TASK DESCRIPTION >> Go through the lines below and copy each one that holds the string "name".

Items from a data source:
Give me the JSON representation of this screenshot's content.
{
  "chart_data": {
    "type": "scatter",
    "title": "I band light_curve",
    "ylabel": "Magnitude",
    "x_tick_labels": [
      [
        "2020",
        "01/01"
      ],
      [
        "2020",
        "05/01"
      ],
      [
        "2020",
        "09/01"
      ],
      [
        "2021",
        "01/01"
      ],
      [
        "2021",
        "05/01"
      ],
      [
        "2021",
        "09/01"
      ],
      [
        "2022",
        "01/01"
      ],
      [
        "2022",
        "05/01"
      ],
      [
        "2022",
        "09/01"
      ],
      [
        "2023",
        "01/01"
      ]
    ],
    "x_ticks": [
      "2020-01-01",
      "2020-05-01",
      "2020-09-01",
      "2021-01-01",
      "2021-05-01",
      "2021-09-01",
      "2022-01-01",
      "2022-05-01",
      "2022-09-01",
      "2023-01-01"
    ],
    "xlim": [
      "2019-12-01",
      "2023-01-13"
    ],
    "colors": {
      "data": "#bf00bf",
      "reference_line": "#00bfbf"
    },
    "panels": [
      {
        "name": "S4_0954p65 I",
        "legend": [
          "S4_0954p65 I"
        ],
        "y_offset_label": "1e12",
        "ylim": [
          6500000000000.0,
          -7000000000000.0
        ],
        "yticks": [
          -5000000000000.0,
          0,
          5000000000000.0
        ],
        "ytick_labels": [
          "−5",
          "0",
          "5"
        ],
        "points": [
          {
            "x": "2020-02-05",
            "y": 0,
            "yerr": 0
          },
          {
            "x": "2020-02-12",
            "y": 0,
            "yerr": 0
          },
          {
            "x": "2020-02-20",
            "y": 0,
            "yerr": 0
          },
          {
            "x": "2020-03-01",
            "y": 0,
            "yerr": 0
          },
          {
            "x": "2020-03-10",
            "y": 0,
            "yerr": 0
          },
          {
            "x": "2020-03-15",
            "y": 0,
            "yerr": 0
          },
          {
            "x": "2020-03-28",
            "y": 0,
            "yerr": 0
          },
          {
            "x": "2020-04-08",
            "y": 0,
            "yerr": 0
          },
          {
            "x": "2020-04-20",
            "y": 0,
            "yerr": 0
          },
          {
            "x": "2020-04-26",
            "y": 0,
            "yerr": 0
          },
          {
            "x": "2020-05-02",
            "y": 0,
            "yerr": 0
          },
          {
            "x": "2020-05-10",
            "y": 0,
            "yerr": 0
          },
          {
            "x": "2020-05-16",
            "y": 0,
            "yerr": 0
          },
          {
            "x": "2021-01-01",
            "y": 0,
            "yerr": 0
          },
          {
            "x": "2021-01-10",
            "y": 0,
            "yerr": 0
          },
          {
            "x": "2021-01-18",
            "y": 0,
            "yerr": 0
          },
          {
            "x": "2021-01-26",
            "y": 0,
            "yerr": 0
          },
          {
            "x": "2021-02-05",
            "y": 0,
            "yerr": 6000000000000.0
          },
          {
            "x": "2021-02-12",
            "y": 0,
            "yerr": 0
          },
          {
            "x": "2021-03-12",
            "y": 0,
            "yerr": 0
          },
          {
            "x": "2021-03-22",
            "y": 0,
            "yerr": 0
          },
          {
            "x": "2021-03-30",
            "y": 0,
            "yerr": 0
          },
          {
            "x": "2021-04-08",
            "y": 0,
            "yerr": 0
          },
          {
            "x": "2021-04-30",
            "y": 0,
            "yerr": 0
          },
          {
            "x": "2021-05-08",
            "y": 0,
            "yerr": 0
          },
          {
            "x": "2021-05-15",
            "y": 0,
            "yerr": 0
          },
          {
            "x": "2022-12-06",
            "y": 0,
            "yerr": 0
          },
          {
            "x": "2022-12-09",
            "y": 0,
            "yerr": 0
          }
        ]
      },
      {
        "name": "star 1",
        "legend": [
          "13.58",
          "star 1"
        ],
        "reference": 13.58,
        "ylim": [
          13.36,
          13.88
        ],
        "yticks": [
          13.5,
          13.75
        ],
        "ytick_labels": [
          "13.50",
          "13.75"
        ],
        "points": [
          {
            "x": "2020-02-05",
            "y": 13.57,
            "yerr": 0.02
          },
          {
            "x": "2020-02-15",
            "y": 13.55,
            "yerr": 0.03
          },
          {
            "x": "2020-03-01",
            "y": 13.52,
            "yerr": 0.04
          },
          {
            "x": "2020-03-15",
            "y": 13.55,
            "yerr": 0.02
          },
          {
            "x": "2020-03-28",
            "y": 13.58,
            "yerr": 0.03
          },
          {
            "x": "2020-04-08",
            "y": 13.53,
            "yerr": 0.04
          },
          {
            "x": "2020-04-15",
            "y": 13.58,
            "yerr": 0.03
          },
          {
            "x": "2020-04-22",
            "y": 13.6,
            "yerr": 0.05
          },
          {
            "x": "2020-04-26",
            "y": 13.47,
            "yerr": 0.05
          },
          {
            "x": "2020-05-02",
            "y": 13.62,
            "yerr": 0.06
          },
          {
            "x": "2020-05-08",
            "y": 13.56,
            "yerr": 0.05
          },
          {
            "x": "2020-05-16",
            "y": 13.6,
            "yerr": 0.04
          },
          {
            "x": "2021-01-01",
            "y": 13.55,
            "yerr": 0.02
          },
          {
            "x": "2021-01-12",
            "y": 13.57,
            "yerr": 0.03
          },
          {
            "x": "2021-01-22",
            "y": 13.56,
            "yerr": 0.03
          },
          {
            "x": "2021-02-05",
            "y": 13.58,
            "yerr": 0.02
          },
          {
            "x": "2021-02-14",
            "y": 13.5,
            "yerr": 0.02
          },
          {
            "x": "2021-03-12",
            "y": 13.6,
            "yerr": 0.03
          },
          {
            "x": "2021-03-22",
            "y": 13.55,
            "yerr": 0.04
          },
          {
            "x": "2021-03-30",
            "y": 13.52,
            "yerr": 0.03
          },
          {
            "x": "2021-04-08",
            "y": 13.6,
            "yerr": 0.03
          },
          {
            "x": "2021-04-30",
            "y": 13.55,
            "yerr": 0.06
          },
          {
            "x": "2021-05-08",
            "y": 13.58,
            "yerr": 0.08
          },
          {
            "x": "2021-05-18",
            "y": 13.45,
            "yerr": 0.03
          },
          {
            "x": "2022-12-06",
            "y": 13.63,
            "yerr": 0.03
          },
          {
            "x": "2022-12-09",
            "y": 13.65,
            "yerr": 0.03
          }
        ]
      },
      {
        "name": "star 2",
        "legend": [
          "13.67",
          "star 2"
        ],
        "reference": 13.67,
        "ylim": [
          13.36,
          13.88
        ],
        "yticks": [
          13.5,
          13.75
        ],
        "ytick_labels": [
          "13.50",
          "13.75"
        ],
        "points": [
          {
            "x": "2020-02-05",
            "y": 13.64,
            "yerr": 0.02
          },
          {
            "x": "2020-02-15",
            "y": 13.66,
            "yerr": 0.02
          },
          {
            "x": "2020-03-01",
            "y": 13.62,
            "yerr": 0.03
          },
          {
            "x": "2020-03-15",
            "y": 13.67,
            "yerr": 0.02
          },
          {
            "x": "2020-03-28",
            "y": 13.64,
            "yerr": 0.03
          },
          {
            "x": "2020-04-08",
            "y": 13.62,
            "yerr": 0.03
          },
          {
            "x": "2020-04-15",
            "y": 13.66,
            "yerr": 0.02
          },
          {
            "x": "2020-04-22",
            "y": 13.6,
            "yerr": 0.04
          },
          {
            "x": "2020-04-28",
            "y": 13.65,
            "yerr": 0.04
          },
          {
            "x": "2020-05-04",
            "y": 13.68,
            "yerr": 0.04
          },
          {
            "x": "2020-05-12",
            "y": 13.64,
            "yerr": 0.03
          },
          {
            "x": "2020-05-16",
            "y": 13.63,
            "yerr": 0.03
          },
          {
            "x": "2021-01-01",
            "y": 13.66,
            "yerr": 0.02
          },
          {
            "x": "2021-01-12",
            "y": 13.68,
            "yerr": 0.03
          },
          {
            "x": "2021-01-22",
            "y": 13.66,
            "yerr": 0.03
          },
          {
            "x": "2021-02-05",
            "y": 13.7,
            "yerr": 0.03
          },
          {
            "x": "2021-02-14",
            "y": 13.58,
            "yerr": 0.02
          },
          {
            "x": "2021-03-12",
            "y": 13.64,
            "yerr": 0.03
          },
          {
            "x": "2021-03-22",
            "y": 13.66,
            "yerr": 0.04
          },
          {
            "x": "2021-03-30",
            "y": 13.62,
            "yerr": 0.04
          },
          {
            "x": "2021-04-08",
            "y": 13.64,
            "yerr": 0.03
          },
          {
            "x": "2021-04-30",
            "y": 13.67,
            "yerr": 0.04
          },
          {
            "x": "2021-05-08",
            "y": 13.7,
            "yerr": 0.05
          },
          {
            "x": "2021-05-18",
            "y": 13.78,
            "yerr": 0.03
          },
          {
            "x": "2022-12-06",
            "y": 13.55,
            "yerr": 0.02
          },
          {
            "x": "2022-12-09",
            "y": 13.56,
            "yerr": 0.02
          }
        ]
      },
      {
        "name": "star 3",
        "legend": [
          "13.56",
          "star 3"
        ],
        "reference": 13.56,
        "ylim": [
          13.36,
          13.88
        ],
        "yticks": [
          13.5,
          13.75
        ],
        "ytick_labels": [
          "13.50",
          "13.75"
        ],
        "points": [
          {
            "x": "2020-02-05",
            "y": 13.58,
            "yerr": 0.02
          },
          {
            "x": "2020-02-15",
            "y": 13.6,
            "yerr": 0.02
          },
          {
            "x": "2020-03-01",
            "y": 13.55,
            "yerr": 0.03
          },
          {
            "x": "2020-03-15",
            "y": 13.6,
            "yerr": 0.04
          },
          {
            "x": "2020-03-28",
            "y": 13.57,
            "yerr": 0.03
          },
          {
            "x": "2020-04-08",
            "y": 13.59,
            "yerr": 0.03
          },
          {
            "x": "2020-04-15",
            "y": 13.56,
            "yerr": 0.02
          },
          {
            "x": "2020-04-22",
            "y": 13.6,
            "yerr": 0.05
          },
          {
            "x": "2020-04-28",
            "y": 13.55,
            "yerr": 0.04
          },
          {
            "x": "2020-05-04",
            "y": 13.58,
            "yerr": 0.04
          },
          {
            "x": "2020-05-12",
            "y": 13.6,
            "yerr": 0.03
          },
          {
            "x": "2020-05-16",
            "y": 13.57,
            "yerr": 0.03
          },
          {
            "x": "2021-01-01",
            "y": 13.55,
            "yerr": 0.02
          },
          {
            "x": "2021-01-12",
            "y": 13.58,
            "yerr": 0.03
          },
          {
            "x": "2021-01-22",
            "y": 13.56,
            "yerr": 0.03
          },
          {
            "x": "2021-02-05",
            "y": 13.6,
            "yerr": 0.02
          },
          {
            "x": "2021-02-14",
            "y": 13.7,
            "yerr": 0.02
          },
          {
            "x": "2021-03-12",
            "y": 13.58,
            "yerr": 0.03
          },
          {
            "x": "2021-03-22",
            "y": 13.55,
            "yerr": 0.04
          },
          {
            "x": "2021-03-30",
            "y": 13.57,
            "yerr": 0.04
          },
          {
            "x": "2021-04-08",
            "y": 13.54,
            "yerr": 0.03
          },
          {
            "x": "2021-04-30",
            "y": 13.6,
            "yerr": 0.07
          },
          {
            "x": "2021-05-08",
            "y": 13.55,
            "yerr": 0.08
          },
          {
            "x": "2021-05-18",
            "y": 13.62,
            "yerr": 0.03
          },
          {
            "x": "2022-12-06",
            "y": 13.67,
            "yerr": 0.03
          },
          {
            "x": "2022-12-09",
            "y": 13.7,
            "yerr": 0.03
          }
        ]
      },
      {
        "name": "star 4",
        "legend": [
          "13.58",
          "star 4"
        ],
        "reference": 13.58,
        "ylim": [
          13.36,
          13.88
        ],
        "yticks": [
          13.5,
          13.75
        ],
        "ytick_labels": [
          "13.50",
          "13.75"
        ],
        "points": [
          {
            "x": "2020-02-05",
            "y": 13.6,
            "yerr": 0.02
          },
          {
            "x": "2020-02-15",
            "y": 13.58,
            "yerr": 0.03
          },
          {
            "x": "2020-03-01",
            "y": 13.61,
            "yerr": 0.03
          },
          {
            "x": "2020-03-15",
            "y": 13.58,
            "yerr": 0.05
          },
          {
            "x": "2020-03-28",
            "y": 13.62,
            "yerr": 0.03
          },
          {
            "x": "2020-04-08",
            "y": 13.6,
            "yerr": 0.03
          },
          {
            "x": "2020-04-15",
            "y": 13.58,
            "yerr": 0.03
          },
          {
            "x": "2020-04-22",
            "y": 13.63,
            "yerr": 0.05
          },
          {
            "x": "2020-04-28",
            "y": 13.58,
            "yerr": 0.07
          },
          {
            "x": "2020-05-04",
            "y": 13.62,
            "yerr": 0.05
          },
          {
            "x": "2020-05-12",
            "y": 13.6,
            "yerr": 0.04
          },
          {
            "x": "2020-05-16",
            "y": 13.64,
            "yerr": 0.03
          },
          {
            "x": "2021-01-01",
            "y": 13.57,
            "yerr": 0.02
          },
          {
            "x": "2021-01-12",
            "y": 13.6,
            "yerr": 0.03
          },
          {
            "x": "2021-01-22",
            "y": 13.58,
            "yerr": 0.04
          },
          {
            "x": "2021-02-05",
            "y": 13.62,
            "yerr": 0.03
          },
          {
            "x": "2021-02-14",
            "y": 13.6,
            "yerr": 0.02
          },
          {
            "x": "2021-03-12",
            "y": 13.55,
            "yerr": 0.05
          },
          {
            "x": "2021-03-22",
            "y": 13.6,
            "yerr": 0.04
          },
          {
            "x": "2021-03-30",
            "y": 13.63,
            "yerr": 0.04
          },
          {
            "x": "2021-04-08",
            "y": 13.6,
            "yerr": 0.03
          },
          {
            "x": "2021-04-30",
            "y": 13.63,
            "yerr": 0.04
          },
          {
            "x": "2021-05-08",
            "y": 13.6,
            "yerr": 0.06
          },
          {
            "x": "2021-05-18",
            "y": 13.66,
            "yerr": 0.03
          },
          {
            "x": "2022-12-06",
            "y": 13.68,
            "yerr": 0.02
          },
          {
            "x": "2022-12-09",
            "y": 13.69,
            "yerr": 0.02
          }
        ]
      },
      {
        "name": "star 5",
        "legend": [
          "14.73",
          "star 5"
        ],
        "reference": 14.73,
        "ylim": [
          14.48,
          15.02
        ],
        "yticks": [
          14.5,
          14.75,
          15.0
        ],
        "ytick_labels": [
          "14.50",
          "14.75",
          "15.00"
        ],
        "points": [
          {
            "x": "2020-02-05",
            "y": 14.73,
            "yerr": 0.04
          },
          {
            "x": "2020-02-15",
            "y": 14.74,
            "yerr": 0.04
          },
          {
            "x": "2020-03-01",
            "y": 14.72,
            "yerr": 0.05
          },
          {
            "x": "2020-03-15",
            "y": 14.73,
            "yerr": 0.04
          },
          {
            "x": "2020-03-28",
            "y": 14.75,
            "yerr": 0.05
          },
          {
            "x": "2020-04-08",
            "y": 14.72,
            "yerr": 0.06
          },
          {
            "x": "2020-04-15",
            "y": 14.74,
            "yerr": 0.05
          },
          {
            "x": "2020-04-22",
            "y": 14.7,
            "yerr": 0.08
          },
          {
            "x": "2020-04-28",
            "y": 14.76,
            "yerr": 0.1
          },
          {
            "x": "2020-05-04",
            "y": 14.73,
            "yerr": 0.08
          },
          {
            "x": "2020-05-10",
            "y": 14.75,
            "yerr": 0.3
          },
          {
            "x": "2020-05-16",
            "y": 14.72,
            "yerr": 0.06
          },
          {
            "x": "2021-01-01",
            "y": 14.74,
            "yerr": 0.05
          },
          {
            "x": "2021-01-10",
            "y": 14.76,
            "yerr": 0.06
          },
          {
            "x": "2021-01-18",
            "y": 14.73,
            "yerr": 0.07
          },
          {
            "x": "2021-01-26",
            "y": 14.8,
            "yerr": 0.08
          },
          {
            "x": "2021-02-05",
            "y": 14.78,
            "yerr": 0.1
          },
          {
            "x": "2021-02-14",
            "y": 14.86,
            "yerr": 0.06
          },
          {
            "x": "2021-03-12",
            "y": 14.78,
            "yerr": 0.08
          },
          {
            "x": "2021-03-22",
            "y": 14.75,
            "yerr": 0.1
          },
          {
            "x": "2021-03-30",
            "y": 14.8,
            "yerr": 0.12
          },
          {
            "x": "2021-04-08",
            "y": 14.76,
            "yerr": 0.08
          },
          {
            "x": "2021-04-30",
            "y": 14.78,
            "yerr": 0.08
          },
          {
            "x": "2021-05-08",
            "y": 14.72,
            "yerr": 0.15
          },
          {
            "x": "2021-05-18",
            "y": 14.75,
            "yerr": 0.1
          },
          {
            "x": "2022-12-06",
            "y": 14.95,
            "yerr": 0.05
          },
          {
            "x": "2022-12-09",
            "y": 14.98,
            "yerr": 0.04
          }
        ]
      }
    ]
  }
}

RESULT FOR THIS EXERCISE >>
        "name": "S4_0954p65 I",
        "name": "star 1",
        "name": "star 2",
        "name": "star 3",
        "name": "star 4",
        "name": "star 5",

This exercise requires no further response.